=== RECORDS SHOWN ===
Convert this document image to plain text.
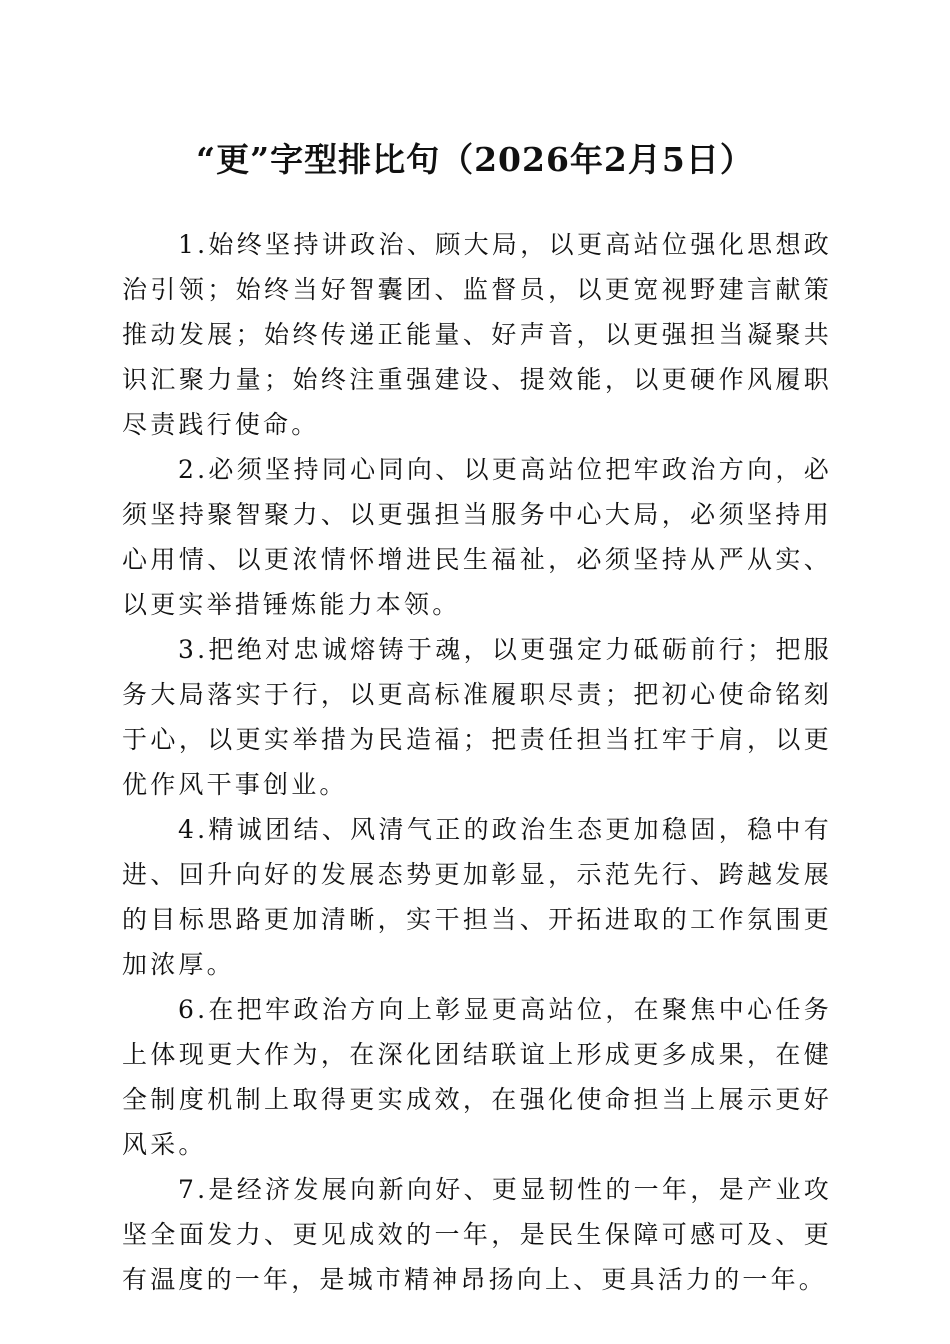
“更”字型排比句（2026年2月5日）

1.始终坚持讲政治、顾大局，以更高站位强化思想政治引领；始终当好智囊团、监督员，以更宽视野建言献策推动发展；始终传递正能量、好声音，以更强担当凝聚共识汇聚力量；始终注重强建设、提效能，以更硬作风履职尽责践行使命。

2.必须坚持同心同向、以更高站位把牢政治方向，必须坚持聚智聚力、以更强担当服务中心大局，必须坚持用心用情、以更浓情怀增进民生福祉，必须坚持从严从实、以更实举措锤炼能力本领。

3.把绝对忠诚熔铸于魂，以更强定力砥砺前行；把服务大局落实于行，以更高标准履职尽责；把初心使命铭刻于心，以更实举措为民造福；把责任担当扛牢于肩，以更优作风干事创业。

4.精诚团结、风清气正的政治生态更加稳固，稳中有进、回升向好的发展态势更加彰显，示范先行、跨越发展的目标思路更加清晰，实干担当、开拓进取的工作氛围更加浓厚。

6.在把牢政治方向上彰显更高站位，在聚焦中心任务上体现更大作为，在深化团结联谊上形成更多成果，在健全制度机制上取得更实成效，在强化使命担当上展示更好风采。

7.是经济发展向新向好、更显韧性的一年，是产业攻坚全面发力、更见成效的一年，是民生保障可感可及、更有温度的一年，是城市精神昂扬向上、更具活力的一年。
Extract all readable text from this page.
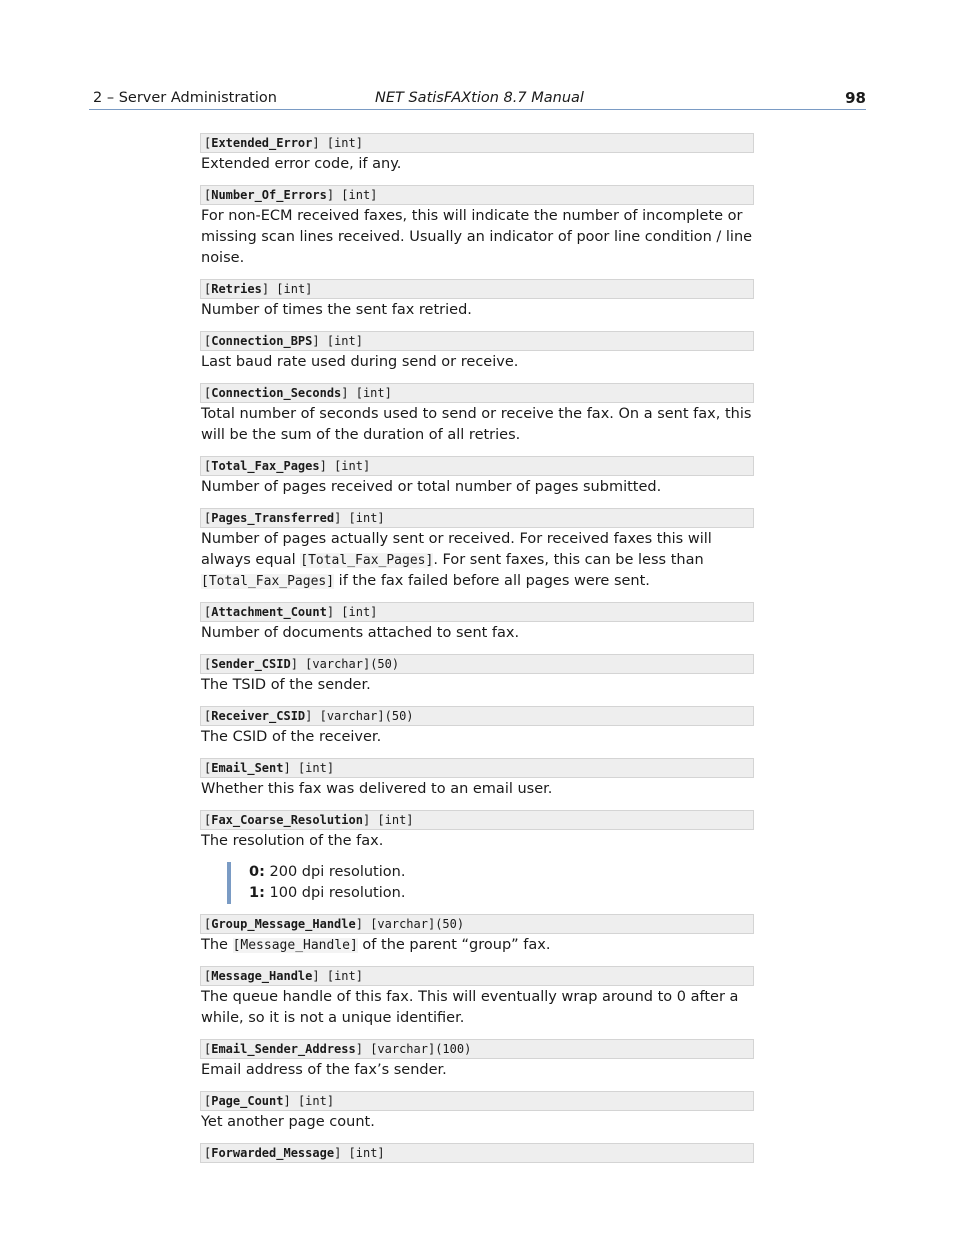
2 – Server Administration	NET SatisFAXtion 8.7 Manual	98
[Extended_Error] [int]
Extended error code, if any.
[Number_Of_Errors] [int]
For non-ECM received faxes, this will indicate the number of incomplete or missing scan lines received. Usually an indicator of poor line condition / line noise.
[Retries] [int]
Number of times the sent fax retried.
[Connection_BPS] [int]
Last baud rate used during send or receive.
[Connection_Seconds] [int]
Total number of seconds used to send or receive the fax. On a sent fax, this will be the sum of the duration of all retries.
[Total_Fax_Pages] [int]
Number of pages received or total number of pages submitted.
[Pages_Transferred] [int]
Number of pages actually sent or received. For received faxes this will always equal [Total_Fax_Pages]. For sent faxes, this can be less than [Total_Fax_Pages] if the fax failed before all pages were sent.
[Attachment_Count] [int]
Number of documents attached to sent fax.
[Sender_CSID] [varchar](50)
The TSID of the sender.
[Receiver_CSID] [varchar](50)
The CSID of the receiver.
[Email_Sent] [int]
Whether this fax was delivered to an email user.
[Fax_Coarse_Resolution] [int]
The resolution of the fax.
0: 200 dpi resolution.
1: 100 dpi resolution.
[Group_Message_Handle] [varchar](50)
The [Message_Handle] of the parent “group” fax.
[Message_Handle] [int]
The queue handle of this fax. This will eventually wrap around to 0 after a while, so it is not a unique identifier.
[Email_Sender_Address] [varchar](100)
Email address of the fax’s sender.
[Page_Count] [int]
Yet another page count.
[Forwarded_Message] [int]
===
THE EXERCISE
Without the pictures, return the entries exactly as they appear.

ANSWER TO THE PROBLEM
Convert this document image to plain text.
“更”字型排比句（2026年2月5日）

1.始终坚持讲政治、顾大局，以更高站位强化思想政治引领；始终当好智囊团、监督员，以更宽视野建言献策推动发展；始终传递正能量、好声音，以更强担当凝聚共识汇聚力量；始终注重强建设、提效能，以更硬作风履职尽责践行使命。

2.必须坚持同心同向、以更高站位把牢政治方向，必须坚持聚智聚力、以更强担当服务中心大局，必须坚持用心用情、以更浓情怀增进民生福祉，必须坚持从严从实、以更实举措锤炼能力本领。

3.把绝对忠诚熔铸于魂，以更强定力砥砺前行；把服务大局落实于行，以更高标准履职尽责；把初心使命铭刻于心，以更实举措为民造福；把责任担当扛牢于肩，以更优作风干事创业。

4.精诚团结、风清气正的政治生态更加稳固，稳中有进、回升向好的发展态势更加彰显，示范先行、跨越发展的目标思路更加清晰，实干担当、开拓进取的工作氛围更加浓厚。

6.在把牢政治方向上彰显更高站位，在聚焦中心任务上体现更大作为，在深化团结联谊上形成更多成果，在健全制度机制上取得更实成效，在强化使命担当上展示更好风采。

7.是经济发展向新向好、更显韧性的一年，是产业攻坚全面发力、更见成效的一年，是民生保障可感可及、更有温度的一年，是城市精神昂扬向上、更具活力的一年。
Extract all readable text from this page.
2 – Server Administration	NET SatisFAXtion 8.7 Manual	98
[Extended_Error] [int]
Extended error code, if any.
[Number_Of_Errors] [int]
For non-ECM received faxes, this will indicate the number of incomplete or missing scan lines received. Usually an indicator of poor line condition / line noise.
[Retries] [int]
Number of times the sent fax retried.
[Connection_BPS] [int]
Last baud rate used during send or receive.
[Connection_Seconds] [int]
Total number of seconds used to send or receive the fax. On a sent fax, this will be the sum of the duration of all retries.
[Total_Fax_Pages] [int]
Number of pages received or total number of pages submitted.
[Pages_Transferred] [int]
Number of pages actually sent or received. For received faxes this will always equal [Total_Fax_Pages]. For sent faxes, this can be less than [Total_Fax_Pages] if the fax failed before all pages were sent.
[Attachment_Count] [int]
Number of documents attached to sent fax.
[Sender_CSID] [varchar](50)
The TSID of the sender.
[Receiver_CSID] [varchar](50)
The CSID of the receiver.
[Email_Sent] [int]
Whether this fax was delivered to an email user.
[Fax_Coarse_Resolution] [int]
The resolution of the fax.
0: 200 dpi resolution.
1: 100 dpi resolution.
[Group_Message_Handle] [varchar](50)
The [Message_Handle] of the parent “group” fax.
[Message_Handle] [int]
The queue handle of this fax. This will eventually wrap around to 0 after a while, so it is not a unique identifier.
[Email_Sender_Address] [varchar](100)
Email address of the fax’s sender.
[Page_Count] [int]
Yet another page count.
[Forwarded_Message] [int]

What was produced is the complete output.